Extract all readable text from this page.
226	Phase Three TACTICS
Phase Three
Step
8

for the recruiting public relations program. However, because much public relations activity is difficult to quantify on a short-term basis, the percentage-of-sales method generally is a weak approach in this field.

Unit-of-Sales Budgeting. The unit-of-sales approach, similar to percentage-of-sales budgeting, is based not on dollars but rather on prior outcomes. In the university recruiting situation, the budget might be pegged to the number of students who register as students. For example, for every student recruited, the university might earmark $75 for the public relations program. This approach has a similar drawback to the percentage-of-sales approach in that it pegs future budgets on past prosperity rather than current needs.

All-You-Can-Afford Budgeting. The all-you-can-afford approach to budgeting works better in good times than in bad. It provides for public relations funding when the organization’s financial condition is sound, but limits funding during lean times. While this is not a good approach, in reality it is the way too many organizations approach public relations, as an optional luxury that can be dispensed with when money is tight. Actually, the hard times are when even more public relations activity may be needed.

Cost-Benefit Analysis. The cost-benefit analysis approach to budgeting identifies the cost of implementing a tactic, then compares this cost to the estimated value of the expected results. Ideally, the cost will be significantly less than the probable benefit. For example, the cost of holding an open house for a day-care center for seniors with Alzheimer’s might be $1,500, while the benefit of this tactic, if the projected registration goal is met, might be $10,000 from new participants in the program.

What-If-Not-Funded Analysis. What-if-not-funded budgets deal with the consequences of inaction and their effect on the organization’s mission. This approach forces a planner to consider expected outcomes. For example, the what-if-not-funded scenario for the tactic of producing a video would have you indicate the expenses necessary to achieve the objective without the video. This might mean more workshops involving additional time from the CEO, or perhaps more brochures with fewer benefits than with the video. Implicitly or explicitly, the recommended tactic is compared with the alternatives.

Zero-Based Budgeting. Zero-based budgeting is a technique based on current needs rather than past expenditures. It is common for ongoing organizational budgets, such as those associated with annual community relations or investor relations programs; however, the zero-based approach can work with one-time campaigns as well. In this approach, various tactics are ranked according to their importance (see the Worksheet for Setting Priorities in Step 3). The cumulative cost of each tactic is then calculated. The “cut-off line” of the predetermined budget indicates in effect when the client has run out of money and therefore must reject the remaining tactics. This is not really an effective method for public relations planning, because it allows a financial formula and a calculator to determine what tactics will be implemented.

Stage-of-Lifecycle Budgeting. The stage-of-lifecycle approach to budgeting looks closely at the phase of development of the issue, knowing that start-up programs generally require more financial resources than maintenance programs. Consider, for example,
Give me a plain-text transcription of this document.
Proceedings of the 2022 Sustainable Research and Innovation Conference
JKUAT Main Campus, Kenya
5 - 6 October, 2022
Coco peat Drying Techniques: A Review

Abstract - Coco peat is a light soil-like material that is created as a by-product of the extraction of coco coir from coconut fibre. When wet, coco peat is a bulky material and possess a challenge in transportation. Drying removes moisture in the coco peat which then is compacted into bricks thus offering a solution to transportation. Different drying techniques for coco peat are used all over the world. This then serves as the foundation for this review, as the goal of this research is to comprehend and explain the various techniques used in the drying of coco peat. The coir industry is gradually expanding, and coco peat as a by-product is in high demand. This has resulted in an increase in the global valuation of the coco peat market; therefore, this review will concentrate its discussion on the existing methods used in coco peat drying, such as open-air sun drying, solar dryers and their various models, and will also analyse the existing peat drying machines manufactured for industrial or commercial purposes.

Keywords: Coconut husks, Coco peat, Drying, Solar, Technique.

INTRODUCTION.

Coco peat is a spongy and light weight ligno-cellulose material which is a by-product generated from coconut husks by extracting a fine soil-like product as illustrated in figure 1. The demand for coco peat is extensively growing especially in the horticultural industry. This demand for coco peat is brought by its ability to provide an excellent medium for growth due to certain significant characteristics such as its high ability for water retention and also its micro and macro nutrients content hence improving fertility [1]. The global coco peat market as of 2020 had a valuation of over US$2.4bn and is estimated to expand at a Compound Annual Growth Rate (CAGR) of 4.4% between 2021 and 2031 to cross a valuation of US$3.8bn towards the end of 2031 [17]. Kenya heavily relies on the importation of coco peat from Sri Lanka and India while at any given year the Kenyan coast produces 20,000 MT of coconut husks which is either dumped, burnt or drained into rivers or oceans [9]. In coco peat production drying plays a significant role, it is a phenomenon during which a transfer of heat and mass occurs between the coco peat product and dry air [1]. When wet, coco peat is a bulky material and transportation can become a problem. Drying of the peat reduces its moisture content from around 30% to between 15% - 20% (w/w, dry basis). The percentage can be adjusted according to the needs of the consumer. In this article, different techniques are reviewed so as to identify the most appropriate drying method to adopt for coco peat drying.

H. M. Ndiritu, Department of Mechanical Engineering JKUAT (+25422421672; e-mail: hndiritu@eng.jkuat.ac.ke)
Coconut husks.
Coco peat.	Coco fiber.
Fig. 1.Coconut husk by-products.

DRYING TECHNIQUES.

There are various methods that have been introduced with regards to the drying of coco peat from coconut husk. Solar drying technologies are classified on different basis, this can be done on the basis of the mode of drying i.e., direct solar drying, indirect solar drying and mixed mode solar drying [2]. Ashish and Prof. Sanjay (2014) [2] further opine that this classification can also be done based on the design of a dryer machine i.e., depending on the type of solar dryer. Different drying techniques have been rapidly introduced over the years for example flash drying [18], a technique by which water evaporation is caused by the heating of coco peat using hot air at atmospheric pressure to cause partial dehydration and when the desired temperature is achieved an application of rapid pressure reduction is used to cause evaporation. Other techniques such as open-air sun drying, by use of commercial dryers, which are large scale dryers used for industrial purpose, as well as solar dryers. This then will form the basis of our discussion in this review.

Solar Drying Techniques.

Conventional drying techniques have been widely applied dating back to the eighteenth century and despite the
────────────────
◆ Requirement
Output all of the data again, exactly.

◆ Right answer
Extract all readable text from this page.
226	Phase Three TACTICS
Phase Three
Step
8

for the recruiting public relations program. However, because much public relations activity is difficult to quantify on a short-term basis, the percentage-of-sales method generally is a weak approach in this field.

Unit-of-Sales Budgeting. The unit-of-sales approach, similar to percentage-of-sales budgeting, is based not on dollars but rather on prior outcomes. In the university recruiting situation, the budget might be pegged to the number of students who register as students. For example, for every student recruited, the university might earmark $75 for the public relations program. This approach has a similar drawback to the percentage-of-sales approach in that it pegs future budgets on past prosperity rather than current needs.

All-You-Can-Afford Budgeting. The all-you-can-afford approach to budgeting works better in good times than in bad. It provides for public relations funding when the organization’s financial condition is sound, but limits funding during lean times. While this is not a good approach, in reality it is the way too many organizations approach public relations, as an optional luxury that can be dispensed with when money is tight. Actually, the hard times are when even more public relations activity may be needed.

Cost-Benefit Analysis. The cost-benefit analysis approach to budgeting identifies the cost of implementing a tactic, then compares this cost to the estimated value of the expected results. Ideally, the cost will be significantly less than the probable benefit. For example, the cost of holding an open house for a day-care center for seniors with Alzheimer’s might be $1,500, while the benefit of this tactic, if the projected registration goal is met, might be $10,000 from new participants in the program.

What-If-Not-Funded Analysis. What-if-not-funded budgets deal with the consequences of inaction and their effect on the organization’s mission. This approach forces a planner to consider expected outcomes. For example, the what-if-not-funded scenario for the tactic of producing a video would have you indicate the expenses necessary to achieve the objective without the video. This might mean more workshops involving additional time from the CEO, or perhaps more brochures with fewer benefits than with the video. Implicitly or explicitly, the recommended tactic is compared with the alternatives.

Zero-Based Budgeting. Zero-based budgeting is a technique based on current needs rather than past expenditures. It is common for ongoing organizational budgets, such as those associated with annual community relations or investor relations programs; however, the zero-based approach can work with one-time campaigns as well. In this approach, various tactics are ranked according to their importance (see the Worksheet for Setting Priorities in Step 3). The cumulative cost of each tactic is then calculated. The “cut-off line” of the predetermined budget indicates in effect when the client has run out of money and therefore must reject the remaining tactics. This is not really an effective method for public relations planning, because it allows a financial formula and a calculator to determine what tactics will be implemented.

Stage-of-Lifecycle Budgeting. The stage-of-lifecycle approach to budgeting looks closely at the phase of development of the issue, knowing that start-up programs generally require more financial resources than maintenance programs. Consider, for example,
Give me a plain-text transcription of this document.
Proceedings of the 2022 Sustainable Research and Innovation Conference
JKUAT Main Campus, Kenya
5 - 6 October, 2022
Coco peat Drying Techniques: A Review

Abstract - Coco peat is a light soil-like material that is created as a by-product of the extraction of coco coir from coconut fibre. When wet, coco peat is a bulky material and possess a challenge in transportation. Drying removes moisture in the coco peat which then is compacted into bricks thus offering a solution to transportation. Different drying techniques for coco peat are used all over the world. This then serves as the foundation for this review, as the goal of this research is to comprehend and explain the various techniques used in the drying of coco peat. The coir industry is gradually expanding, and coco peat as a by-product is in high demand. This has resulted in an increase in the global valuation of the coco peat market; therefore, this review will concentrate its discussion on the existing methods used in coco peat drying, such as open-air sun drying, solar dryers and their various models, and will also analyse the existing peat drying machines manufactured for industrial or commercial purposes.

Keywords: Coconut husks, Coco peat, Drying, Solar, Technique.

INTRODUCTION.

Coco peat is a spongy and light weight ligno-cellulose material which is a by-product generated from coconut husks by extracting a fine soil-like product as illustrated in figure 1. The demand for coco peat is extensively growing especially in the horticultural industry. This demand for coco peat is brought by its ability to provide an excellent medium for growth due to certain significant characteristics such as its high ability for water retention and also its micro and macro nutrients content hence improving fertility [1]. The global coco peat market as of 2020 had a valuation of over US$2.4bn and is estimated to expand at a Compound Annual Growth Rate (CAGR) of 4.4% between 2021 and 2031 to cross a valuation of US$3.8bn towards the end of 2031 [17]. Kenya heavily relies on the importation of coco peat from Sri Lanka and India while at any given year the Kenyan coast produces 20,000 MT of coconut husks which is either dumped, burnt or drained into rivers or oceans [9]. In coco peat production drying plays a significant role, it is a phenomenon during which a transfer of heat and mass occurs between the coco peat product and dry air [1]. When wet, coco peat is a bulky material and transportation can become a problem. Drying of the peat reduces its moisture content from around 30% to between 15% - 20% (w/w, dry basis). The percentage can be adjusted according to the needs of the consumer. In this article, different techniques are reviewed so as to identify the most appropriate drying method to adopt for coco peat drying.

H. M. Ndiritu, Department of Mechanical Engineering JKUAT (+25422421672; e-mail: hndiritu@eng.jkuat.ac.ke)
Coconut husks.
Coco peat.	Coco fiber.
Fig. 1.Coconut husk by-products.

DRYING TECHNIQUES.

There are various methods that have been introduced with regards to the drying of coco peat from coconut husk. Solar drying technologies are classified on different basis, this can be done on the basis of the mode of drying i.e., direct solar drying, indirect solar drying and mixed mode solar drying [2]. Ashish and Prof. Sanjay (2014) [2] further opine that this classification can also be done based on the design of a dryer machine i.e., depending on the type of solar dryer. Different drying techniques have been rapidly introduced over the years for example flash drying [18], a technique by which water evaporation is caused by the heating of coco peat using hot air at atmospheric pressure to cause partial dehydration and when the desired temperature is achieved an application of rapid pressure reduction is used to cause evaporation. Other techniques such as open-air sun drying, by use of commercial dryers, which are large scale dryers used for industrial purpose, as well as solar dryers. This then will form the basis of our discussion in this review.

Solar Drying Techniques.

Conventional drying techniques have been widely applied dating back to the eighteenth century and despite the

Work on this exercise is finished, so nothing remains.